#### ASSIGNMENT:
From the data below, return each line in which the string "PROVINCE" is found.

#### RECORDS FOR THE EXERCISE:
━━━━━━━━━━━━━━━━
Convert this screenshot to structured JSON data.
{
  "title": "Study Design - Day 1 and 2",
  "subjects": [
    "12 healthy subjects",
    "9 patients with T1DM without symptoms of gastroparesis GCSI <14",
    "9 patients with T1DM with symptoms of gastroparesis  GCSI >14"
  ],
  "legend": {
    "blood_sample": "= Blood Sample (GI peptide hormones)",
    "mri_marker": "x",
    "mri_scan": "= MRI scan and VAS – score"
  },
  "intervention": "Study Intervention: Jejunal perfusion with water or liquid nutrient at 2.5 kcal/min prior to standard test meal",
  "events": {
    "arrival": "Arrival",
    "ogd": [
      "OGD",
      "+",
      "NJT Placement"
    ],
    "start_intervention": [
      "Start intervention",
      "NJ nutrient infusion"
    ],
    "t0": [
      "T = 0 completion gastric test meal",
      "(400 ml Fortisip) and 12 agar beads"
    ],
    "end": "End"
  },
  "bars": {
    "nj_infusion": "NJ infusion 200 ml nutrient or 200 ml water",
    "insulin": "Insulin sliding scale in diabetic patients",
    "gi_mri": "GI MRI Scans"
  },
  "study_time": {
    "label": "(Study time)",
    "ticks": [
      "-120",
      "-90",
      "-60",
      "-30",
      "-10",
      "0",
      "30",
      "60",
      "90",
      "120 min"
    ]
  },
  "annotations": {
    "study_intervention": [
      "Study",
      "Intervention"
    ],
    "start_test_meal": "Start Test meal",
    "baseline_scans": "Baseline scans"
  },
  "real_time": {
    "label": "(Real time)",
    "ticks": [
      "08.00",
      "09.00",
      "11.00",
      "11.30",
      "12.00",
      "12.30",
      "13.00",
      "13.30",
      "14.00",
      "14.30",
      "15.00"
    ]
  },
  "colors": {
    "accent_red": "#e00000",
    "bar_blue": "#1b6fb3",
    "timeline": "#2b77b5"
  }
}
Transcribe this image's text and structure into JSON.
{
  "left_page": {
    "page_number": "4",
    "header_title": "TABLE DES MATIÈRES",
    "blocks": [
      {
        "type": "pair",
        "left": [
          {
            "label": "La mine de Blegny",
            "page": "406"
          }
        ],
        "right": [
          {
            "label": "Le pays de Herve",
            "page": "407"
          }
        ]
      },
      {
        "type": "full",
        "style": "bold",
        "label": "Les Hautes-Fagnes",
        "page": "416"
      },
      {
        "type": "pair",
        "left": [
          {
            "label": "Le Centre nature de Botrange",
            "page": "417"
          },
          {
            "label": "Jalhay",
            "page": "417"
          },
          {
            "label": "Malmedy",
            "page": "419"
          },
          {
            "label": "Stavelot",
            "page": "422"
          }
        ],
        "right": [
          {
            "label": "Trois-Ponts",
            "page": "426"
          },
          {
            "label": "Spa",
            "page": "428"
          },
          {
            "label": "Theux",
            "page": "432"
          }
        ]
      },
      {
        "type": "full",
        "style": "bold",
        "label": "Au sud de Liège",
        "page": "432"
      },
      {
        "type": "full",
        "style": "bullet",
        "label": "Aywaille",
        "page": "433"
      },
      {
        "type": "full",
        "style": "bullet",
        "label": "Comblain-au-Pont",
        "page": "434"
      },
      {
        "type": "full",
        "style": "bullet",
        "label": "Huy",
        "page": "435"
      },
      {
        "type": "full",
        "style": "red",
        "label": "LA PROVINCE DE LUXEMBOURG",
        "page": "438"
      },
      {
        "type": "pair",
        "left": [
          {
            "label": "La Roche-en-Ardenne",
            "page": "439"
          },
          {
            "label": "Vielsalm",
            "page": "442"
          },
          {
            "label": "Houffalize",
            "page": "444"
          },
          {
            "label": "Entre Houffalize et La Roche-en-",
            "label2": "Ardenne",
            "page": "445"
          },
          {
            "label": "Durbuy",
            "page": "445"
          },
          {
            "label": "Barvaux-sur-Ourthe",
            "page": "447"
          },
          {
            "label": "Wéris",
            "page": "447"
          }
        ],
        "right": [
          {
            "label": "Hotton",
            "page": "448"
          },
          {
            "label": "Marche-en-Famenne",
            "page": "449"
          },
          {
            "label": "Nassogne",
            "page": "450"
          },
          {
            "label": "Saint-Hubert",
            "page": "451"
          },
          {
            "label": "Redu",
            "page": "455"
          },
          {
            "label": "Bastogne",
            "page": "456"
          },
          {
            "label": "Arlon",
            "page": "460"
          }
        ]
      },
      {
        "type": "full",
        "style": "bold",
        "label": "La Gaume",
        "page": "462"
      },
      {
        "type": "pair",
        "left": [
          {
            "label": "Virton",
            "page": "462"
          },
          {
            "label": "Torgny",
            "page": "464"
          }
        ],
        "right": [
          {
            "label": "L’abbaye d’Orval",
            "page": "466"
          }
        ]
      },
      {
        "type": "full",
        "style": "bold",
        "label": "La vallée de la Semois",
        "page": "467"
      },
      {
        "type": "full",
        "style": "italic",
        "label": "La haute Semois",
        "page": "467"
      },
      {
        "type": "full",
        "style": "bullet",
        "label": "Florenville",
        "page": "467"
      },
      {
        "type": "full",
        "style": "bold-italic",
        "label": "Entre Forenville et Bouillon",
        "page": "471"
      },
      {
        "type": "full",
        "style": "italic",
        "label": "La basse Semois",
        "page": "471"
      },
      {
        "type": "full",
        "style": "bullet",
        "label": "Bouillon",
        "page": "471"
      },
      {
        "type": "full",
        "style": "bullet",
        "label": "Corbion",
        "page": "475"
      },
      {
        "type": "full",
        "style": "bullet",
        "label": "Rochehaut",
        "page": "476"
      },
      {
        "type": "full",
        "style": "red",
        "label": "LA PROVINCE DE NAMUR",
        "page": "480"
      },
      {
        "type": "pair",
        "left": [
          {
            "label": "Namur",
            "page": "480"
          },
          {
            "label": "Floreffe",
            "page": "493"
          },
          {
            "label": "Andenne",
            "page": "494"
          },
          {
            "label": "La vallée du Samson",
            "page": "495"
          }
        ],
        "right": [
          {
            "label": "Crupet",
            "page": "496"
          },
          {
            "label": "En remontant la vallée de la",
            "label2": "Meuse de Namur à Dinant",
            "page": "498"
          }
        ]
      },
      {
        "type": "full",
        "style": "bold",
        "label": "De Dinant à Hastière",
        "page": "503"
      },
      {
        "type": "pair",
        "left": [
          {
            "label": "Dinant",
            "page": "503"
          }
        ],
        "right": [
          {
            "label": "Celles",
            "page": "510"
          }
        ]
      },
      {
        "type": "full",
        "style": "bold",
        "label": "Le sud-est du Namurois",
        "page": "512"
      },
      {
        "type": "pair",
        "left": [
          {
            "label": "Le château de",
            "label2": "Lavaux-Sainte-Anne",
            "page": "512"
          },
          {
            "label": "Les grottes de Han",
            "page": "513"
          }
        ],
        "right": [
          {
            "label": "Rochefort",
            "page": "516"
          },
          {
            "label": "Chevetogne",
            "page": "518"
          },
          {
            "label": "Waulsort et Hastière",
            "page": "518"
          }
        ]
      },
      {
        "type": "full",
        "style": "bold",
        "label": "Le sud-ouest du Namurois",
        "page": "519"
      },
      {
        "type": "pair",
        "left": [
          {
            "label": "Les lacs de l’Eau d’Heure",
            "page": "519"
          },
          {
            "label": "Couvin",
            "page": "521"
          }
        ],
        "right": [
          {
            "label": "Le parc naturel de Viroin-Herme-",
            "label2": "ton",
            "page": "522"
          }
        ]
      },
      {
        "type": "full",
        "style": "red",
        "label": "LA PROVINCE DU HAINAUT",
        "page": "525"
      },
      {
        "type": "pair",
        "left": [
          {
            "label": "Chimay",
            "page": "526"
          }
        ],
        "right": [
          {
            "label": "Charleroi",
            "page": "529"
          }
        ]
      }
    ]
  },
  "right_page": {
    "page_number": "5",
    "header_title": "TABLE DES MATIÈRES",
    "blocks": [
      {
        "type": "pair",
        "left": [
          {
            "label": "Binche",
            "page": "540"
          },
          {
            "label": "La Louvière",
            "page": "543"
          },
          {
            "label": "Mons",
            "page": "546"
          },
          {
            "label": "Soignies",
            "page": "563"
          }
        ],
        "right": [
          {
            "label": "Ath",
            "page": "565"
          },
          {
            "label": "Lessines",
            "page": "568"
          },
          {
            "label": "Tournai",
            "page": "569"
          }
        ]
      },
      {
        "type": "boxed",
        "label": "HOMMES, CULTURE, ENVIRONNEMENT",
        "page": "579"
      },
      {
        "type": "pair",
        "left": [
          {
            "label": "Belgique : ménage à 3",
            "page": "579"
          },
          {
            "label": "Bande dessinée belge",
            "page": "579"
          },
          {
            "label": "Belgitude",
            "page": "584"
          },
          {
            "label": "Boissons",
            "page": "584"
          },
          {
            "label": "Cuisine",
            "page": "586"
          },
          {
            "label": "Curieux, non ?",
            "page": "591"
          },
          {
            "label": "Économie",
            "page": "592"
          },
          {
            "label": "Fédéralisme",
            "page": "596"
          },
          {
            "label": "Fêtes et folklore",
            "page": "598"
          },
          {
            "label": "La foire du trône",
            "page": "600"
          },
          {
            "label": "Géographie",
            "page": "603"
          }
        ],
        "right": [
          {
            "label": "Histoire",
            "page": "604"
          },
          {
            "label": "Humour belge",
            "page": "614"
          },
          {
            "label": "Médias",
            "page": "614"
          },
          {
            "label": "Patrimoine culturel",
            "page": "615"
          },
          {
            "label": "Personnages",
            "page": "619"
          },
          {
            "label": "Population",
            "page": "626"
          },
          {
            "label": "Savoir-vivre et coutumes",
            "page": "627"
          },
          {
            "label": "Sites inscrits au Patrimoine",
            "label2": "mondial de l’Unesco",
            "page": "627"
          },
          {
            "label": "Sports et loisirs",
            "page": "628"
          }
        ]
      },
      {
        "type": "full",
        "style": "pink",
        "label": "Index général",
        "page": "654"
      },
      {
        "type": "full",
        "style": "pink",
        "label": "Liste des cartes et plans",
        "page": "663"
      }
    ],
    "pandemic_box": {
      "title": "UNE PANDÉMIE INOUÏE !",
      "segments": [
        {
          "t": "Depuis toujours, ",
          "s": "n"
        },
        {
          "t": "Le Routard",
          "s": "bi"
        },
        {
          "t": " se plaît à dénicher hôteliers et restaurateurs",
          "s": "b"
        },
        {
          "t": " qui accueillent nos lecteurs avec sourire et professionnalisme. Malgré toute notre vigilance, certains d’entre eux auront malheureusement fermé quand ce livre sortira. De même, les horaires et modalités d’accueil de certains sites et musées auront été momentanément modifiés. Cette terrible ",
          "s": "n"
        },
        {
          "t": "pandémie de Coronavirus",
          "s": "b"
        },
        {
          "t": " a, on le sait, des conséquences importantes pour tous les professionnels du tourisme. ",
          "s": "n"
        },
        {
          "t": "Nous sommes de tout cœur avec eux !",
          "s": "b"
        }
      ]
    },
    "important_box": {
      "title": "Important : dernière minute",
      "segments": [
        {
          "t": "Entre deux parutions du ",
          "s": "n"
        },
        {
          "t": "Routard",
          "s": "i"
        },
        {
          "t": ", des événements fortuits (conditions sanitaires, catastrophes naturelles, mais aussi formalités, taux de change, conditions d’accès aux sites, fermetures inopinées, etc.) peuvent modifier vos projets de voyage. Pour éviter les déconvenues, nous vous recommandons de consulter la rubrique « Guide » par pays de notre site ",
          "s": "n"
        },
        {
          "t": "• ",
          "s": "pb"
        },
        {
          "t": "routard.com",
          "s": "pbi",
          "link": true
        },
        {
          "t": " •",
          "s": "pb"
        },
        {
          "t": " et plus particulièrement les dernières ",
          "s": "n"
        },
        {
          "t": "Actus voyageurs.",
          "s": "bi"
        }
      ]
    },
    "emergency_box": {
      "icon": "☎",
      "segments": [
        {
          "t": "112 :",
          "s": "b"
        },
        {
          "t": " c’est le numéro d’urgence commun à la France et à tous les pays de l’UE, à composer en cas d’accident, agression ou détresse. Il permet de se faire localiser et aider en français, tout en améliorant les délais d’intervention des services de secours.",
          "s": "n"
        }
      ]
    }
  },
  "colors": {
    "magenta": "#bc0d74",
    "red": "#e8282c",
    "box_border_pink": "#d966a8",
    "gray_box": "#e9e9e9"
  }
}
━━━━━━━━━━━━━━━━
#### ANSWER TO THE PROBLEM:
        "label": "LA PROVINCE DE LUXEMBOURG",
        "label": "LA PROVINCE DE NAMUR",
        "label": "LA PROVINCE DU HAINAUT",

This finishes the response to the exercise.